# Stated problem
Return the records word for word. Any pictures in them are not part of the copy.

# Data provided
════════

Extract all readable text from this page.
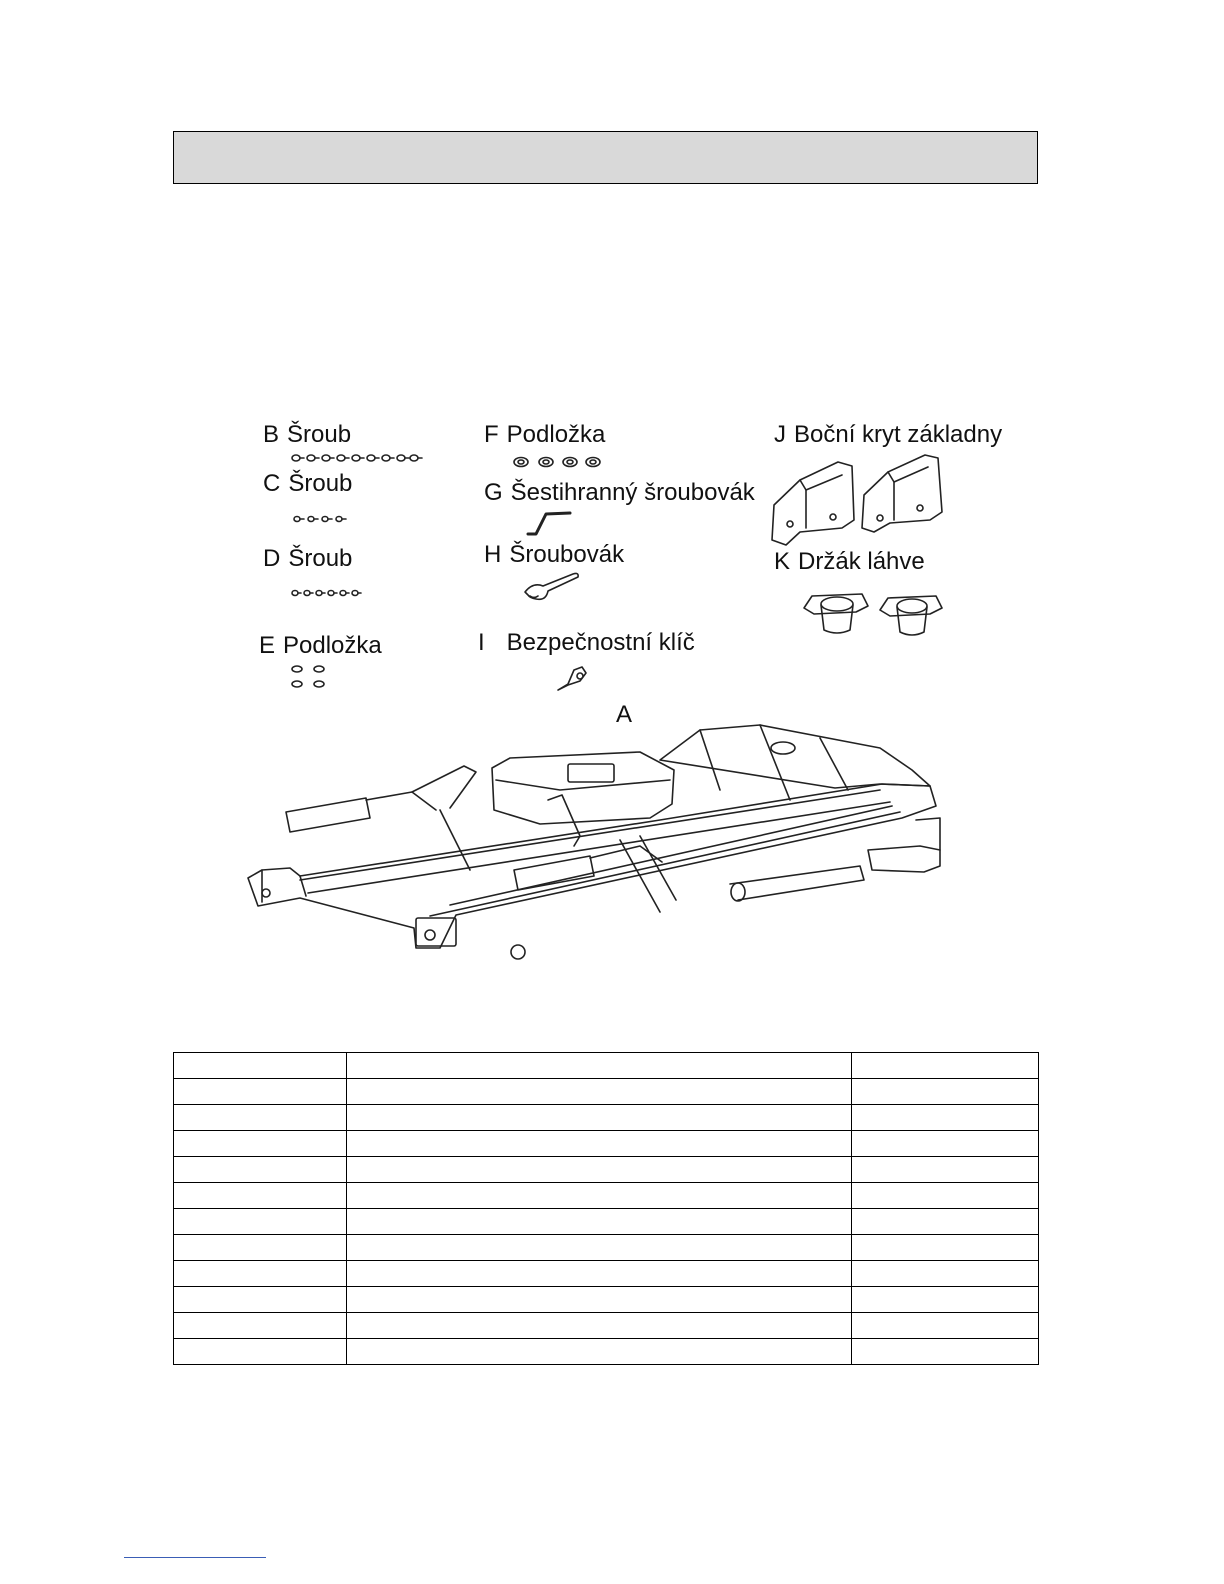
B Šroub
C Šroub
D Šroub
E Podložka
F Podložka
G Šestihranný šroubovák
H Šroubovák
I Bezpečnostní klíč
J Boční kryt základny
K Držák láhve
A
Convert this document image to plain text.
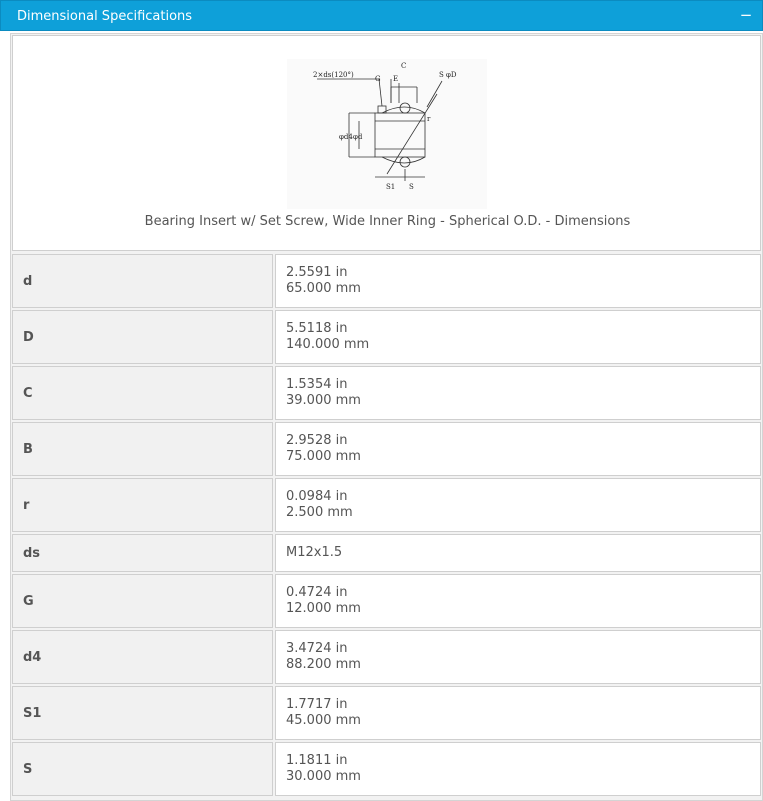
Dimensional Specifications	−
2×ds(120°)	G E
C
S φD
r
φd4 φd
S1 S
Bearing Insert w/ Set Screw, Wide Inner Ring - Spherical O.D. - Dimensions
d
2.5591 in
65.000 mm
D
5.5118 in
140.000 mm
C
1.5354 in
39.000 mm
B
2.9528 in
75.000 mm
r
0.0984 in
2.500 mm
ds	M12x1.5
G
0.4724 in
12.000 mm
d4
3.4724 in
88.200 mm
S1
1.7717 in
45.000 mm
S
1.1811 in
30.000 mm
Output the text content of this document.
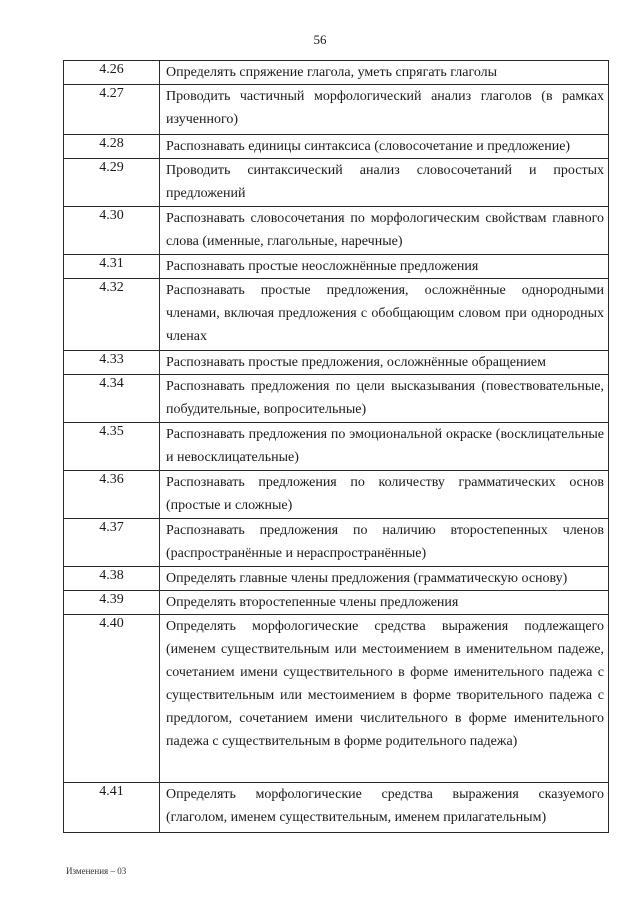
56
4.26	Определять спряжение глагола, уметь спрягать глаголы
4.27	Проводить частичный морфологический анализ глаголов (в рамках изученного)
4.28	Распознавать единицы синтаксиса (словосочетание и предложение)
4.29	Проводить синтаксический анализ словосочетаний и простых предложений
4.30	Распознавать словосочетания по морфологическим свойствам главного слова (именные, глагольные, наречные)
4.31	Распознавать простые неосложнённые предложения
4.32	Распознавать простые предложения, осложнённые однородными членами, включая предложения с обобщающим словом при однородных членах
4.33	Распознавать простые предложения, осложнённые обращением
4.34	Распознавать предложения по цели высказывания (повествовательные, побудительные, вопросительные)
4.35	Распознавать предложения по эмоциональной окраске (восклицательные и невосклицательные)
4.36	Распознавать предложения по количеству грамматических основ (простые и сложные)
4.37	Распознавать предложения по наличию второстепенных членов (распространённые и нераспространённые)
4.38	Определять главные члены предложения (грамматическую основу)
4.39	Определять второстепенные члены предложения
4.40	Определять морфологические средства выражения подлежащего (именем существительным или местоимением в именительном падеже, сочетанием имени существительного в форме именительного падежа с существительным или местоимением в форме творительного падежа с предлогом, сочетанием имени числительного в форме именительного падежа с существительным в форме родительного падежа)
4.41	Определять морфологические средства выражения сказуемого (глаголом, именем существительным, именем прилагательным)
Изменения – 03
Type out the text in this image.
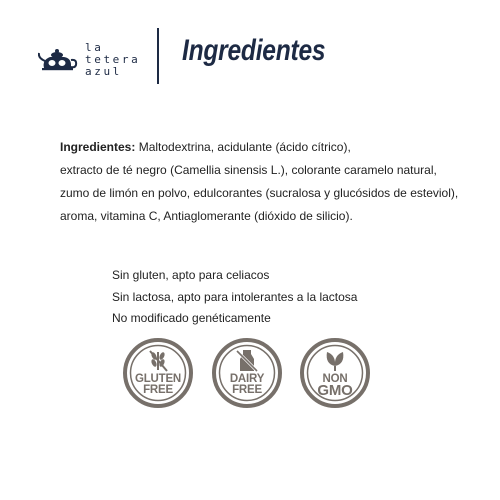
la
tetera
azul
Ingredientes
Ingredientes: Maltodextrina, acidulante (ácido cítrico),
extracto de té negro (Camellia sinensis L.), colorante caramelo natural,
zumo de limón en polvo, edulcorantes (sucralosa y glucósidos de esteviol),
aroma, vitamina C, Antiaglomerante (dióxido de silicio).
Sin gluten, apto para celiacos
Sin lactosa, apto para intolerantes a la lactosa
No modificado genéticamente
GLUTEN
FREE
DAIRY
FREE
NON
GMO
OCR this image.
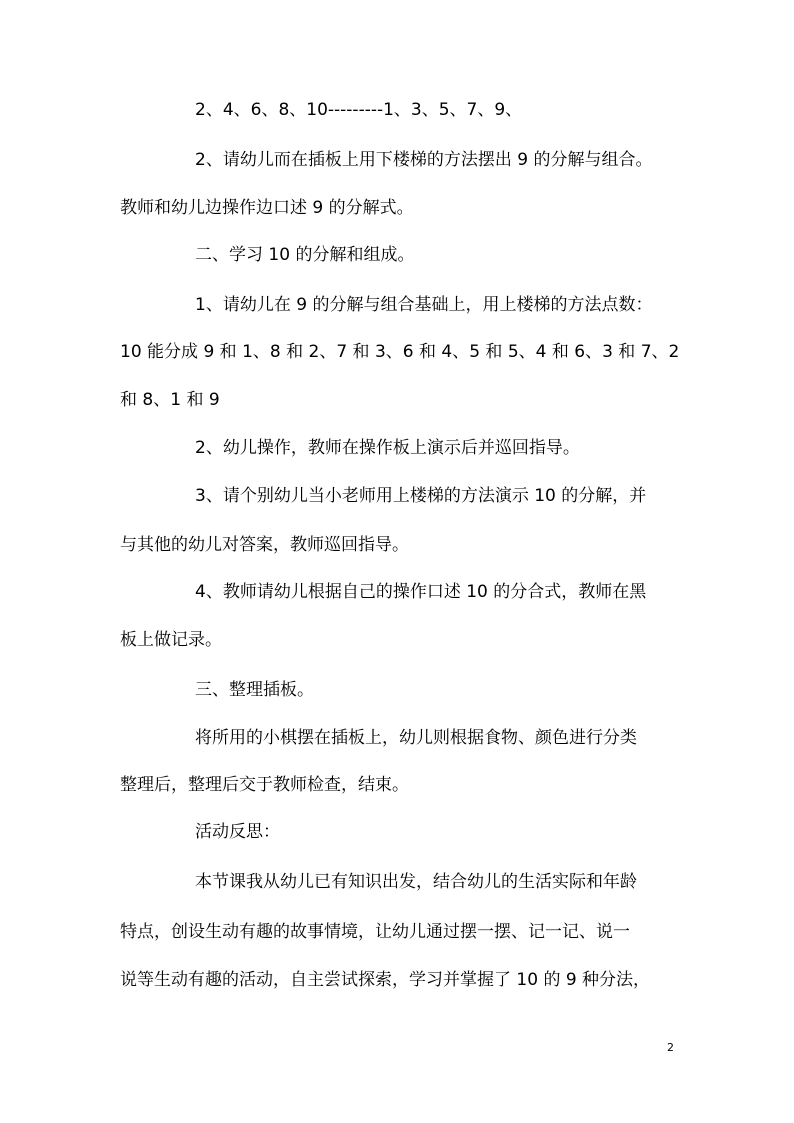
2、4、6、8、10---------1、3、5、7、9、
2、请幼儿而在插板上用下楼梯的方法摆出 9 的分解与组合。
教师和幼儿边操作边口述 9 的分解式。
二、学习 10 的分解和组成。
1、请幼儿在 9 的分解与组合基础上，用上楼梯的方法点数：
10 能分成 9 和 1、8 和 2、7 和 3、6 和 4、5 和 5、4 和 6、3 和 7、2
和 8、1 和 9
2、幼儿操作，教师在操作板上演示后并巡回指导。
3、请个别幼儿当小老师用上楼梯的方法演示 10 的分解，并
与其他的幼儿对答案，教师巡回指导。
4、教师请幼儿根据自己的操作口述 10 的分合式，教师在黑
板上做记录。
三、整理插板。
将所用的小棋摆在插板上，幼儿则根据食物、颜色进行分类
整理后，整理后交于教师检查，结束。
活动反思：
本节课我从幼儿已有知识出发，结合幼儿的生活实际和年龄
特点，创设生动有趣的故事情境，让幼儿通过摆一摆、记一记、说一
说等生动有趣的活动，自主尝试探索，学习并掌握了 10 的 9 种分法，
2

════════

# Task response
Extract all readable text from this page.
B Šroub
C Šroub
D Šroub
E Podložka
F Podložka
G Šestihranný šroubovák
H Šroubovák
I Bezpečnostní klíč
J Boční kryt základny
K Držák láhve
A
Convert this document image to plain text.
Dimensional Specifications	−
2×ds(120°)	G E
C
S φD
r
φd4 φd
S1 S
Bearing Insert w/ Set Screw, Wide Inner Ring - Spherical O.D. - Dimensions
d
2.5591 in
65.000 mm
D
5.5118 in
140.000 mm
C
1.5354 in
39.000 mm
B
2.9528 in
75.000 mm
r
0.0984 in
2.500 mm
ds	M12x1.5
G
0.4724 in
12.000 mm
d4
3.4724 in
88.200 mm
S1
1.7717 in
45.000 mm
S
1.1811 in
30.000 mm
Output the text content of this document.
56
4.26	Определять спряжение глагола, уметь спрягать глаголы
4.27	Проводить частичный морфологический анализ глаголов (в рамках изученного)
4.28	Распознавать единицы синтаксиса (словосочетание и предложение)
4.29	Проводить синтаксический анализ словосочетаний и простых предложений
4.30	Распознавать словосочетания по морфологическим свойствам главного слова (именные, глагольные, наречные)
4.31	Распознавать простые неосложнённые предложения
4.32	Распознавать простые предложения, осложнённые однородными членами, включая предложения с обобщающим словом при однородных членах
4.33	Распознавать простые предложения, осложнённые обращением
4.34	Распознавать предложения по цели высказывания (повествовательные, побудительные, вопросительные)
4.35	Распознавать предложения по эмоциональной окраске (восклицательные и невосклицательные)
4.36	Распознавать предложения по количеству грамматических основ (простые и сложные)
4.37	Распознавать предложения по наличию второстепенных членов (распространённые и нераспространённые)
4.38	Определять главные члены предложения (грамматическую основу)
4.39	Определять второстепенные члены предложения
4.40	Определять морфологические средства выражения подлежащего (именем существительным или местоимением в именительном падеже, сочетанием имени существительного в форме именительного падежа с существительным или местоимением в форме творительного падежа с предлогом, сочетанием имени числительного в форме именительного падежа с существительным в форме родительного падежа)
4.41	Определять морфологические средства выражения сказуемого (глаголом, именем существительным, именем прилагательным)
Изменения – 03
Type out the text in this image.
la
tetera
azul
Ingredientes
Ingredientes: Maltodextrina, acidulante (ácido cítrico),
extracto de té negro (Camellia sinensis L.), colorante caramelo natural,
zumo de limón en polvo, edulcorantes (sucralosa y glucósidos de esteviol),
aroma, vitamina C, Antiaglomerante (dióxido de silicio).
Sin gluten, apto para celiacos
Sin lactosa, apto para intolerantes a la lactosa
No modificado genéticamente
GLUTEN
FREE
DAIRY
FREE
NON
GMO
OCR this image.
2、4、6、8、10---------1、3、5、7、9、
2、请幼儿而在插板上用下楼梯的方法摆出 9 的分解与组合。
教师和幼儿边操作边口述 9 的分解式。
二、学习 10 的分解和组成。
1、请幼儿在 9 的分解与组合基础上，用上楼梯的方法点数：
10 能分成 9 和 1、8 和 2、7 和 3、6 和 4、5 和 5、4 和 6、3 和 7、2
和 8、1 和 9
2、幼儿操作，教师在操作板上演示后并巡回指导。
3、请个别幼儿当小老师用上楼梯的方法演示 10 的分解，并
与其他的幼儿对答案，教师巡回指导。
4、教师请幼儿根据自己的操作口述 10 的分合式，教师在黑
板上做记录。
三、整理插板。
将所用的小棋摆在插板上，幼儿则根据食物、颜色进行分类
整理后，整理后交于教师检查，结束。
活动反思：
本节课我从幼儿已有知识出发，结合幼儿的生活实际和年龄
特点，创设生动有趣的故事情境，让幼儿通过摆一摆、记一记、说一
说等生动有趣的活动，自主尝试探索，学习并掌握了 10 的 9 种分法，
2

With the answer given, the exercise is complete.